Copy out all of the material exactly.

[Dataset records]
-- start --
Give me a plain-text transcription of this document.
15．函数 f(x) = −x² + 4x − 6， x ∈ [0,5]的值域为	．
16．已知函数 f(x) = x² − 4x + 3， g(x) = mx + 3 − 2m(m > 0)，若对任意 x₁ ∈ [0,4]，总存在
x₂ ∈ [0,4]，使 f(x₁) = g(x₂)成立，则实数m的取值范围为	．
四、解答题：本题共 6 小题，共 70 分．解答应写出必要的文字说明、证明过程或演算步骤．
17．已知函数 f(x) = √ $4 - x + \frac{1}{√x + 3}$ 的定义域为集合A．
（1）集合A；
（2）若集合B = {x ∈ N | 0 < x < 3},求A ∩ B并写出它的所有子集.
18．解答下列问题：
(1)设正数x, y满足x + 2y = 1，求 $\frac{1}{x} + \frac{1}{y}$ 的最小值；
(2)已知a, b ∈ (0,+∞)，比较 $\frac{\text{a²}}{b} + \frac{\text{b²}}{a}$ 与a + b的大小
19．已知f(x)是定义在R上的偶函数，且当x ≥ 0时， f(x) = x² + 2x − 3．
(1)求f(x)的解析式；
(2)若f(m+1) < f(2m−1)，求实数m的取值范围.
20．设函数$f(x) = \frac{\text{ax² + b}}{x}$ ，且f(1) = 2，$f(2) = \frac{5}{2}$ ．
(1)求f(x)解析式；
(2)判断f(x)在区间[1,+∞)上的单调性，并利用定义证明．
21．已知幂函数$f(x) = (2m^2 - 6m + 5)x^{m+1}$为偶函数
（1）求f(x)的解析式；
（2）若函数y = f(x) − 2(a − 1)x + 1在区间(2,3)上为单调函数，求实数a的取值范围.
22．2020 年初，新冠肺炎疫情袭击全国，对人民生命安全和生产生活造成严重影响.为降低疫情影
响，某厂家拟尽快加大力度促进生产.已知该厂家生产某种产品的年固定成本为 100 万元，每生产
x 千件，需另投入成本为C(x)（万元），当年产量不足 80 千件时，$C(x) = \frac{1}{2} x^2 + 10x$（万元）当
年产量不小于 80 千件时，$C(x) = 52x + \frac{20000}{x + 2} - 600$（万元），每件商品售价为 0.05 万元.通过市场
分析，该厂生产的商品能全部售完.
-- end --
## The reply
Give me a plain-text transcription of this document.
15．函数 f(x) = −x² + 4x − 6， x ∈ [0,5]的值域为	．
16．已知函数 f(x) = x² − 4x + 3， g(x) = mx + 3 − 2m(m > 0)，若对任意 x₁ ∈ [0,4]，总存在
x₂ ∈ [0,4]，使 f(x₁) = g(x₂)成立，则实数m的取值范围为	．
四、解答题：本题共 6 小题，共 70 分．解答应写出必要的文字说明、证明过程或演算步骤．
17．已知函数 f(x) = √ $4 - x + \frac{1}{√x + 3}$ 的定义域为集合A．
（1）集合A；
（2）若集合B = {x ∈ N | 0 < x < 3},求A ∩ B并写出它的所有子集.
18．解答下列问题：
(1)设正数x, y满足x + 2y = 1，求 $\frac{1}{x} + \frac{1}{y}$ 的最小值；
(2)已知a, b ∈ (0,+∞)，比较 $\frac{\text{a²}}{b} + \frac{\text{b²}}{a}$ 与a + b的大小
19．已知f(x)是定义在R上的偶函数，且当x ≥ 0时， f(x) = x² + 2x − 3．
(1)求f(x)的解析式；
(2)若f(m+1) < f(2m−1)，求实数m的取值范围.
20．设函数$f(x) = \frac{\text{ax² + b}}{x}$ ，且f(1) = 2，$f(2) = \frac{5}{2}$ ．
(1)求f(x)解析式；
(2)判断f(x)在区间[1,+∞)上的单调性，并利用定义证明．
21．已知幂函数$f(x) = (2m^2 - 6m + 5)x^{m+1}$为偶函数
（1）求f(x)的解析式；
（2）若函数y = f(x) − 2(a − 1)x + 1在区间(2,3)上为单调函数，求实数a的取值范围.
22．2020 年初，新冠肺炎疫情袭击全国，对人民生命安全和生产生活造成严重影响.为降低疫情影
响，某厂家拟尽快加大力度促进生产.已知该厂家生产某种产品的年固定成本为 100 万元，每生产
x 千件，需另投入成本为C(x)（万元），当年产量不足 80 千件时，$C(x) = \frac{1}{2} x^2 + 10x$（万元）当
年产量不小于 80 千件时，$C(x) = 52x + \frac{20000}{x + 2} - 600$（万元），每件商品售价为 0.05 万元.通过市场
分析，该厂生产的商品能全部售完.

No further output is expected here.